# Goal
State how many lines in these records contain the word "document", and nothing else.

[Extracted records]
═══
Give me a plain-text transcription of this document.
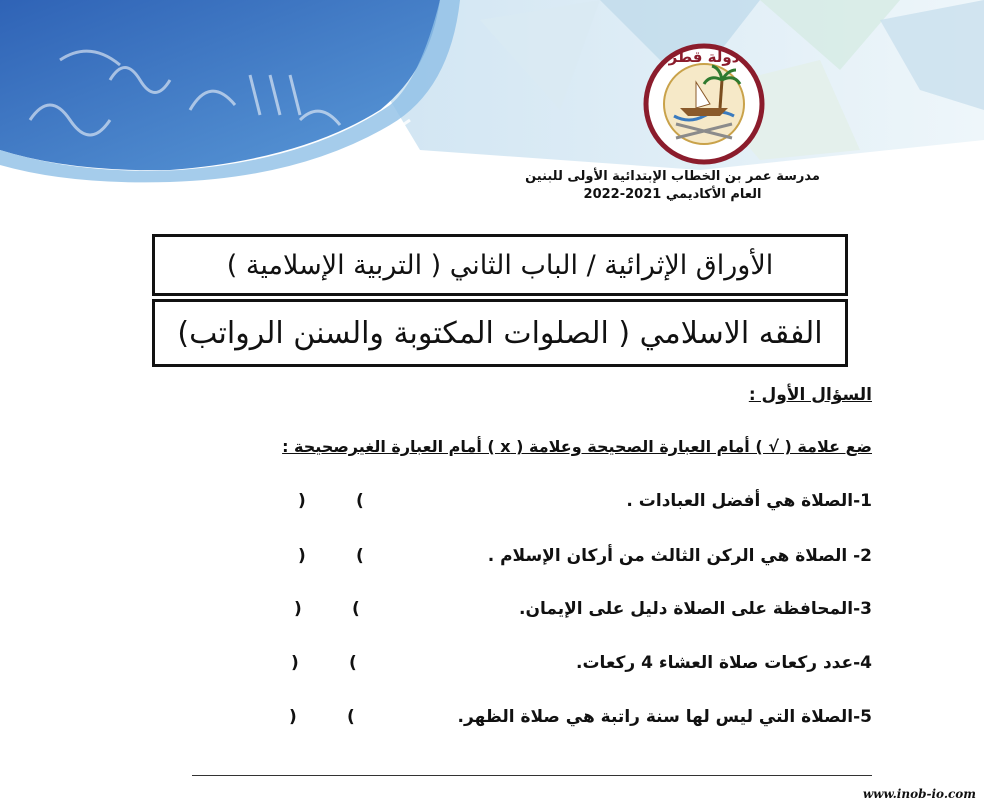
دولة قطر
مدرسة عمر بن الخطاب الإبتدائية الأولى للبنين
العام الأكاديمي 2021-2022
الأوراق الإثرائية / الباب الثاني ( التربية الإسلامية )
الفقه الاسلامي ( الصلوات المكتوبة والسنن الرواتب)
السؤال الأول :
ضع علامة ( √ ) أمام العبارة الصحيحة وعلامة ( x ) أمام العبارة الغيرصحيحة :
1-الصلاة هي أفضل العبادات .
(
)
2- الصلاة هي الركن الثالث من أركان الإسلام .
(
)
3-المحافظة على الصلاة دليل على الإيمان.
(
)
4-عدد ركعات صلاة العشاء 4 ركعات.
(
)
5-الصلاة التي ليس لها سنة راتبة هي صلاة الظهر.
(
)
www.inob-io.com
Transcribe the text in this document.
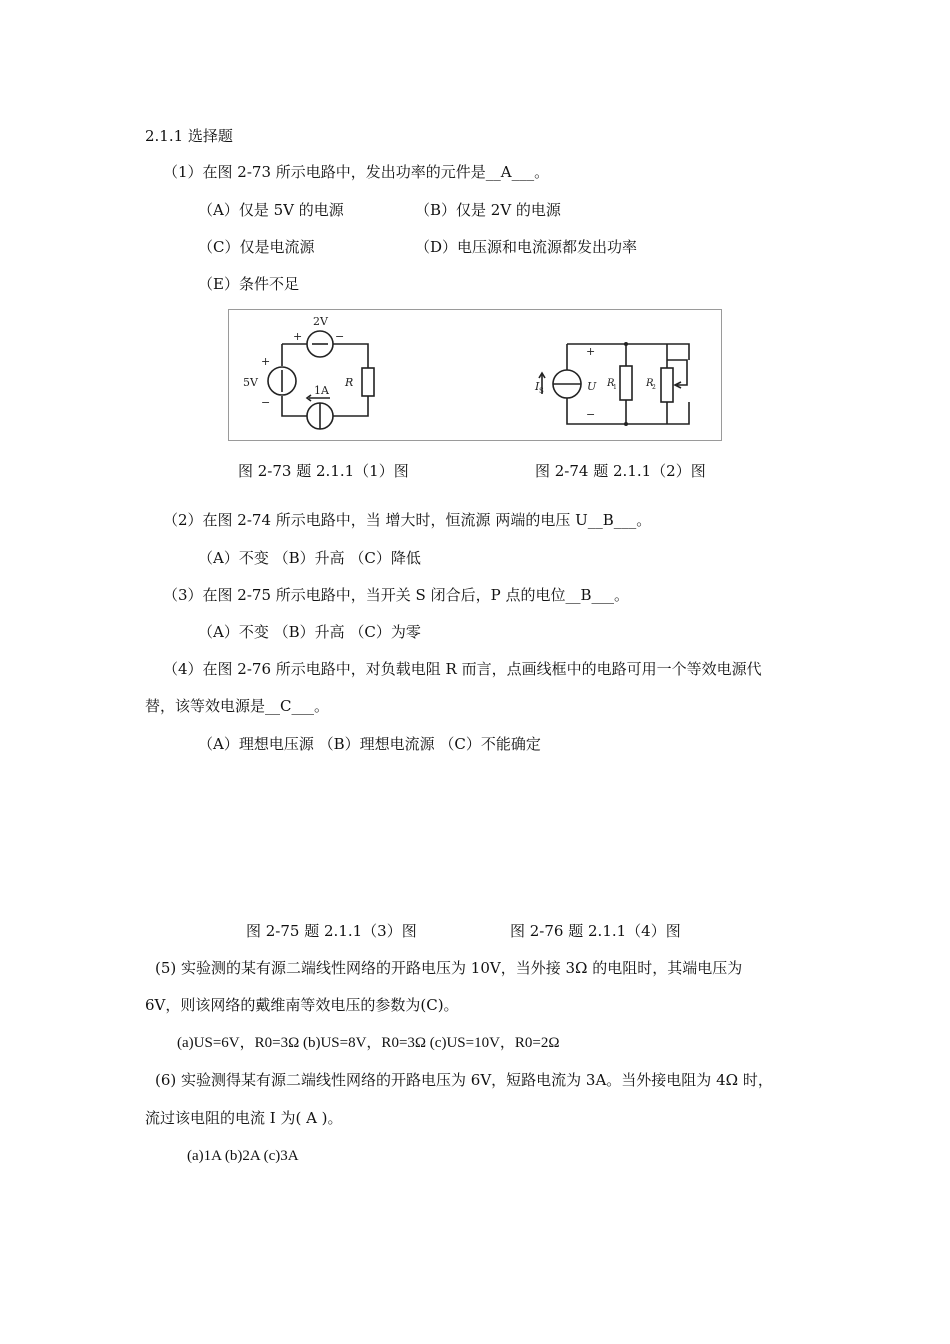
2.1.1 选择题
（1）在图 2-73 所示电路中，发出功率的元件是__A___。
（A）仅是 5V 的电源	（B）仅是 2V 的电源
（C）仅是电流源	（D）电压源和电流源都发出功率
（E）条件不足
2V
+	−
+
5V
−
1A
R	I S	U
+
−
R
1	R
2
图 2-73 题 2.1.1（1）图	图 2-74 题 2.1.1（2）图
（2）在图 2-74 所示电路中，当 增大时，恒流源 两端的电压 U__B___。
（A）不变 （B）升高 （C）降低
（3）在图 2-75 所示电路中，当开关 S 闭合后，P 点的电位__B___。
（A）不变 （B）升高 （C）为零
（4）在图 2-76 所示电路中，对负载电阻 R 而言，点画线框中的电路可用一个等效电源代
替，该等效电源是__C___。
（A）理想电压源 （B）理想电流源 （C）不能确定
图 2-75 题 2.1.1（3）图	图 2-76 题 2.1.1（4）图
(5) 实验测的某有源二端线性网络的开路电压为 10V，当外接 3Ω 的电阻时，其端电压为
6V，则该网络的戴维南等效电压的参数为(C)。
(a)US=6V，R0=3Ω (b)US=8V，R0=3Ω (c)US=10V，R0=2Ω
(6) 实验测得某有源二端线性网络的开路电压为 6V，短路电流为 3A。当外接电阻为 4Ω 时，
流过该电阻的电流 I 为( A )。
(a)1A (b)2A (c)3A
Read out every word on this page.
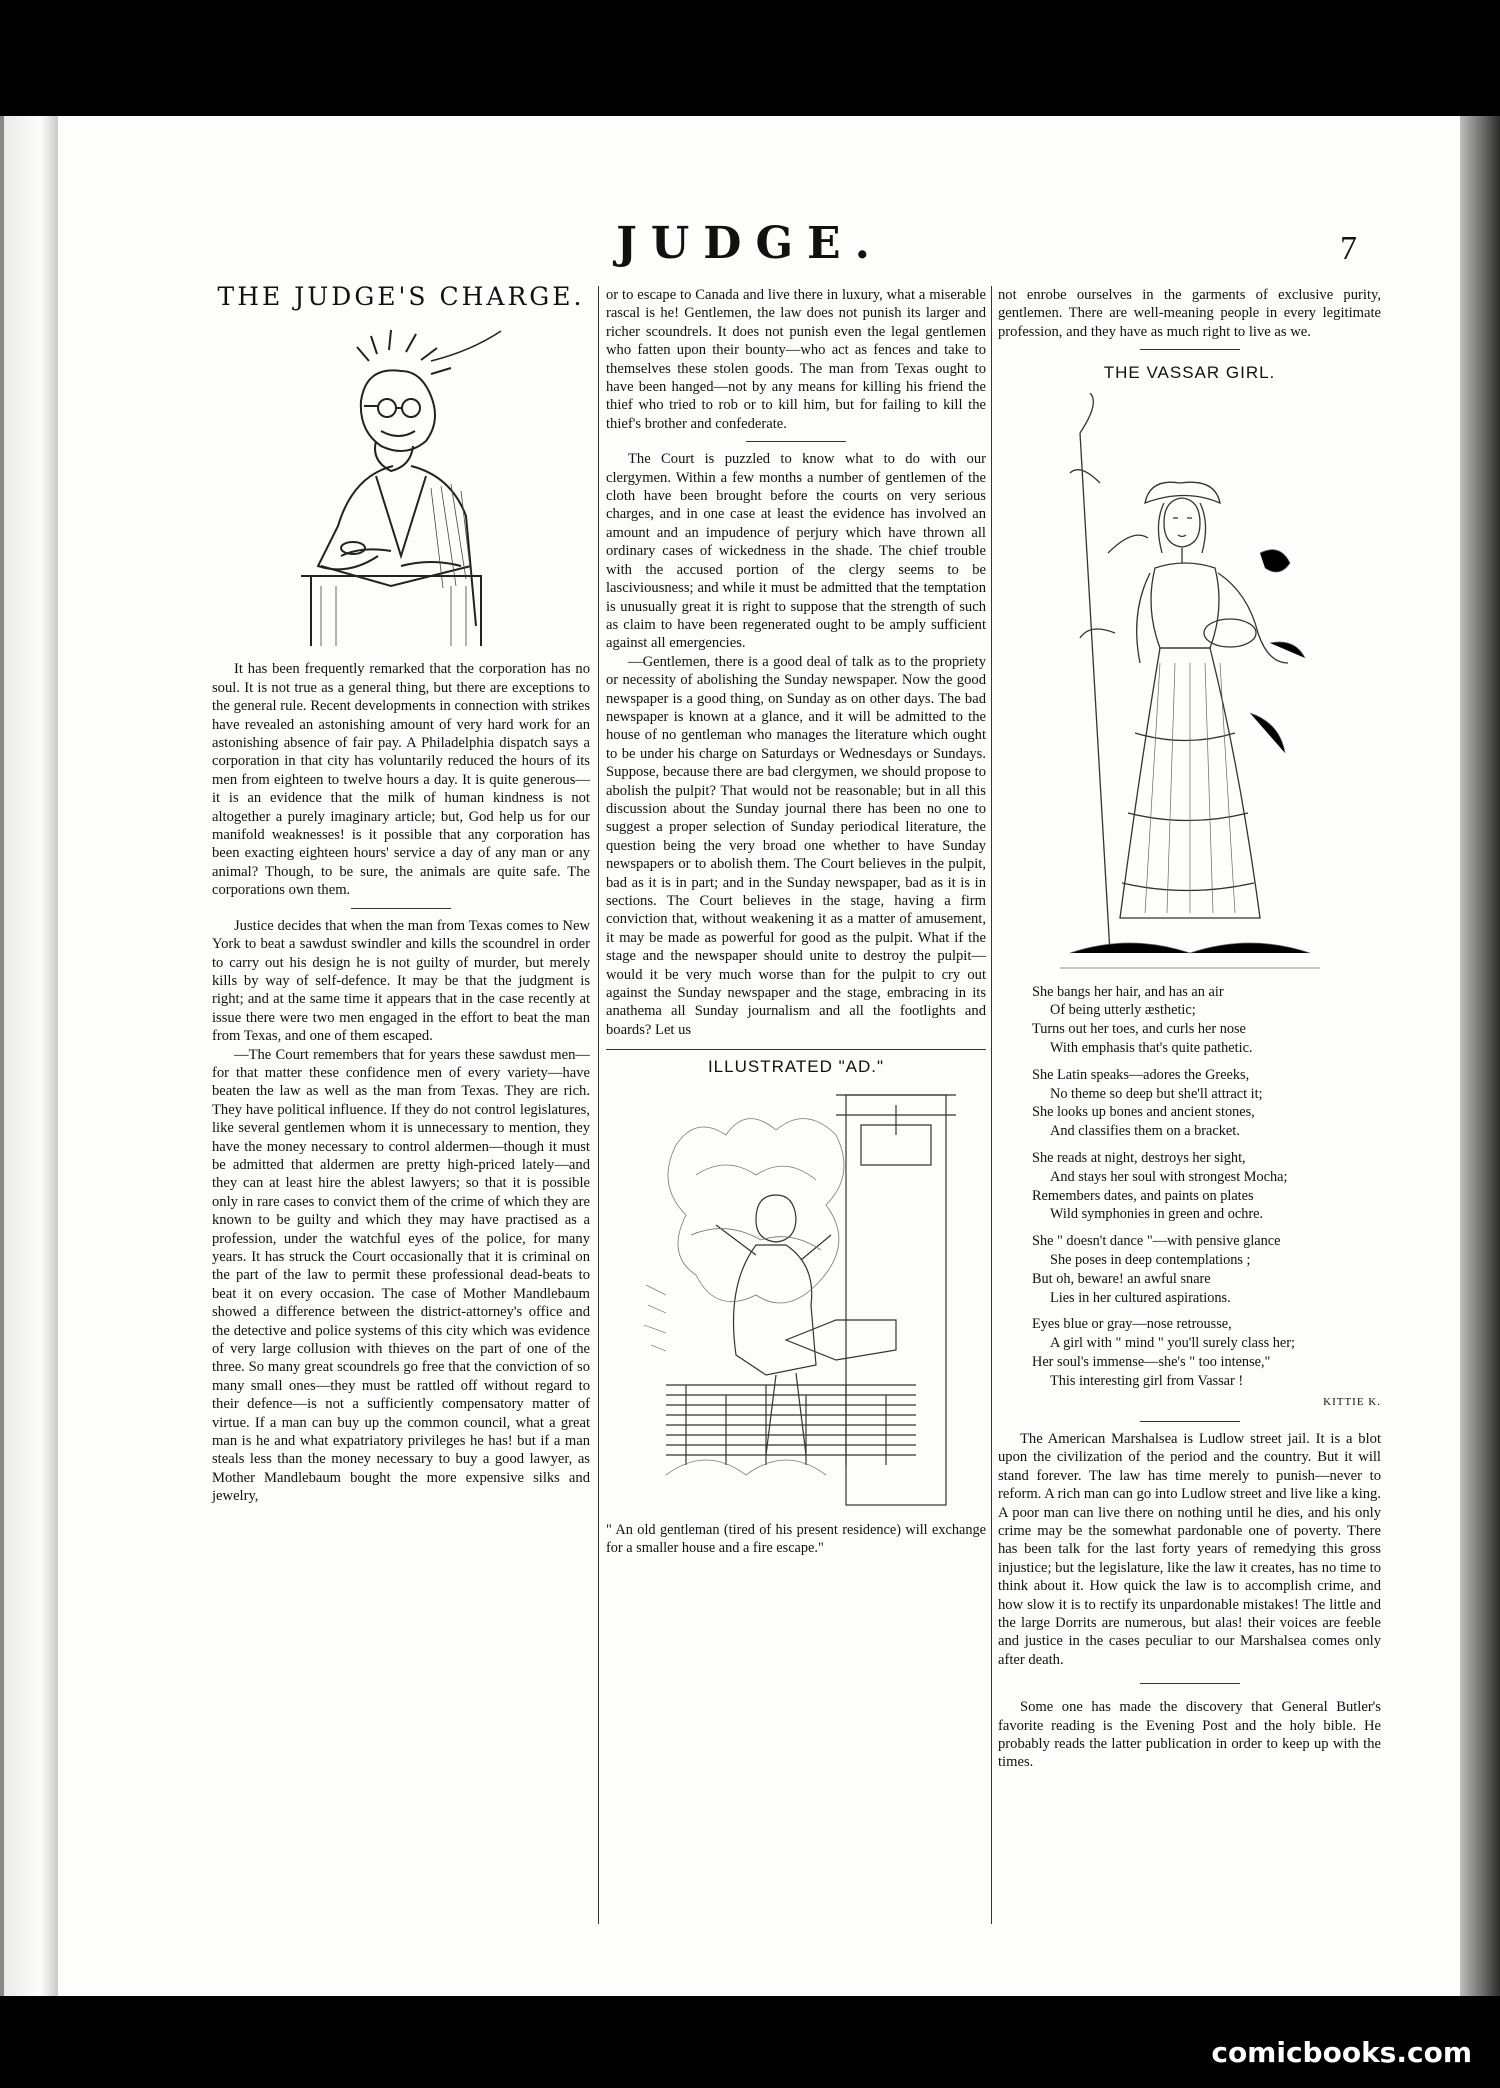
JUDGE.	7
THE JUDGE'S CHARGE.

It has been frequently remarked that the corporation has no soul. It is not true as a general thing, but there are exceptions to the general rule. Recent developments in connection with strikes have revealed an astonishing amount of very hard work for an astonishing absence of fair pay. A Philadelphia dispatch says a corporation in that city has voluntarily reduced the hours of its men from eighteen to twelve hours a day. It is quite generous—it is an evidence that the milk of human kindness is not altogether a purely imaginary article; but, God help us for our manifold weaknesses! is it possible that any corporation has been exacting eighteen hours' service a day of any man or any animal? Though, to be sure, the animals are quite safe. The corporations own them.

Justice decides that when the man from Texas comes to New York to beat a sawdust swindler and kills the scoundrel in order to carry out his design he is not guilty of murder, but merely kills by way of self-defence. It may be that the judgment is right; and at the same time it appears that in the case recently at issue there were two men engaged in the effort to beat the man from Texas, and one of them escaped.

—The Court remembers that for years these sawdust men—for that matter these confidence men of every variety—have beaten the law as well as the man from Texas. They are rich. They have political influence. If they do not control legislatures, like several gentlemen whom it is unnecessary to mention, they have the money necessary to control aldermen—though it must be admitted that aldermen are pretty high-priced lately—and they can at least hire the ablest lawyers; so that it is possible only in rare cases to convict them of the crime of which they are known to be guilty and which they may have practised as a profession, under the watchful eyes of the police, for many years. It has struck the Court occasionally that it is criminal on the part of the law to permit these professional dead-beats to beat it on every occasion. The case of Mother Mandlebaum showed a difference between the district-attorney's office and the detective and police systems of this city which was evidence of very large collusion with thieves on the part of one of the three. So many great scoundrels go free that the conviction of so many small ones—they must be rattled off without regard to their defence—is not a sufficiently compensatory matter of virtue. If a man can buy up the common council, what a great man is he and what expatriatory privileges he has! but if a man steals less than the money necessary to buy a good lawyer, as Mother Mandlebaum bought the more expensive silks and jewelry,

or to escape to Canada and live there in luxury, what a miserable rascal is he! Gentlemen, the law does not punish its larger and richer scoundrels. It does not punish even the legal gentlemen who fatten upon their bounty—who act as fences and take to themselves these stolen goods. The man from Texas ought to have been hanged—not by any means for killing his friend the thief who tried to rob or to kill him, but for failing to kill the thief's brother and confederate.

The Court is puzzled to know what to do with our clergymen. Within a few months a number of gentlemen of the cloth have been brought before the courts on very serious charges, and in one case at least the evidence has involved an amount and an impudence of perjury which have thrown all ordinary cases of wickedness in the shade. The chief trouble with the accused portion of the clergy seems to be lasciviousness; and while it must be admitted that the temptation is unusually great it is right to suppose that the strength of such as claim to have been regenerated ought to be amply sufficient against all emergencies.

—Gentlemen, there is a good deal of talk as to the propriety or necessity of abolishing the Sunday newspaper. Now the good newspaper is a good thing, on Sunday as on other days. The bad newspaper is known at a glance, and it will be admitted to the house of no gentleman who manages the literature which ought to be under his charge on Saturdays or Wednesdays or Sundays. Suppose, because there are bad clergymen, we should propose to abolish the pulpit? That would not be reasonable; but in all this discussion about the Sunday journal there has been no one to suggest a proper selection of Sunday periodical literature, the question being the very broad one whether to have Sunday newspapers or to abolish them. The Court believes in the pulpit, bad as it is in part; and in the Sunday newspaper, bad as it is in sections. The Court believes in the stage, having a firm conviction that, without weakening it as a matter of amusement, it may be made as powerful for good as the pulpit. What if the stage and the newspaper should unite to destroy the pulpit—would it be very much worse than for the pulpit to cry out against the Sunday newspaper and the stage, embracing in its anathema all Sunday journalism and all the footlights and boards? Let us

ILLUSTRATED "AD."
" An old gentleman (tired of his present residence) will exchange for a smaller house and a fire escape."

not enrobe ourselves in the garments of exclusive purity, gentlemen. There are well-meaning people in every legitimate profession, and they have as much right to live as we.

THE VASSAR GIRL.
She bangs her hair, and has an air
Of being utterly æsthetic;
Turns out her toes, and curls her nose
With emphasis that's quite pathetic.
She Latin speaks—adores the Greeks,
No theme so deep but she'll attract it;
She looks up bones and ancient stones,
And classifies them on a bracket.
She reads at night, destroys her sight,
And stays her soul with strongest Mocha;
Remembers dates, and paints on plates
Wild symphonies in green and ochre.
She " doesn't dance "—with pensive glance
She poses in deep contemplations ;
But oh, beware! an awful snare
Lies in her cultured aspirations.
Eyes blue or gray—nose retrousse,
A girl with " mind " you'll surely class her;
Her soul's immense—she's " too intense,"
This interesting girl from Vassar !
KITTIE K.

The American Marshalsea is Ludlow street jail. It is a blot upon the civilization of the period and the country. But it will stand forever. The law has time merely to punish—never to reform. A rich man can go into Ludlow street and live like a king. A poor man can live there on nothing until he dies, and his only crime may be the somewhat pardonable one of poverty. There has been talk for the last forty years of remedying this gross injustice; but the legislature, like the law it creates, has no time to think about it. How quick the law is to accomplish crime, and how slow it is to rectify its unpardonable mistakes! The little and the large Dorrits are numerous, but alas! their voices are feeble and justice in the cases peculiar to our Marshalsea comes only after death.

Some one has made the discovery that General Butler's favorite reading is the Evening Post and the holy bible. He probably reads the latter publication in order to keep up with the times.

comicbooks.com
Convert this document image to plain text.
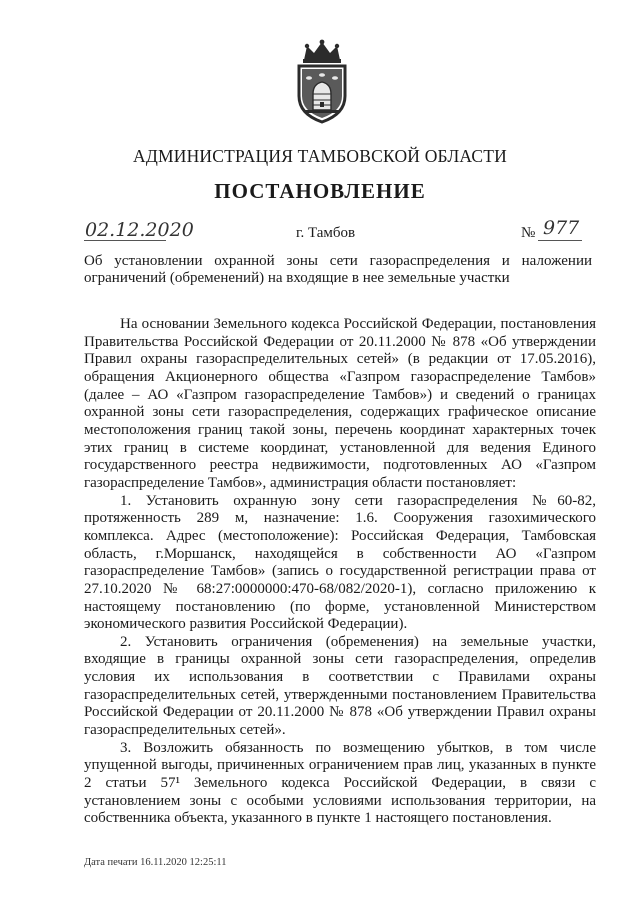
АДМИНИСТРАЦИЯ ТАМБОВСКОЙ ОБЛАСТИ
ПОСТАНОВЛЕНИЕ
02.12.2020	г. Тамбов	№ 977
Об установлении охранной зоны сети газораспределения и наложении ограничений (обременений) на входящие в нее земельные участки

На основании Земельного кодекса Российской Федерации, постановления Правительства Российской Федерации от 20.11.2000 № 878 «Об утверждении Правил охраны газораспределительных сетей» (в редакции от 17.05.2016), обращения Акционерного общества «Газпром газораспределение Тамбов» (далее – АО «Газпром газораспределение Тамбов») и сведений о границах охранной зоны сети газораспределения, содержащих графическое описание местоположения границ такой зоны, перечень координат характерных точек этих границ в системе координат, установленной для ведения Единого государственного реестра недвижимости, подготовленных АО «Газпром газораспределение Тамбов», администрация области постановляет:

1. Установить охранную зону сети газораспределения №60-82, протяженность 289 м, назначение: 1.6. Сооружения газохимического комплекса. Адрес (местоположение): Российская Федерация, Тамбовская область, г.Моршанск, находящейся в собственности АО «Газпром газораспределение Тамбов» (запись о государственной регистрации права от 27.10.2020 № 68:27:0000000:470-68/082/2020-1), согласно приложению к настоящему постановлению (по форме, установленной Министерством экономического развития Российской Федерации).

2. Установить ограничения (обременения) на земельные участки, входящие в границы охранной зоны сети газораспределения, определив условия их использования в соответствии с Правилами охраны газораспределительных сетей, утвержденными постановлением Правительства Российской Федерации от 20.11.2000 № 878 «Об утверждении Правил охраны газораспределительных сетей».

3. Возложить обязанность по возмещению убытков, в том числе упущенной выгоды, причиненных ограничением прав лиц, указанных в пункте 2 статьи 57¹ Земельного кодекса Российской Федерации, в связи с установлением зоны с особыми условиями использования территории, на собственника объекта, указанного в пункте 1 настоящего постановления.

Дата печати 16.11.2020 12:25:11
═══
# Response below
3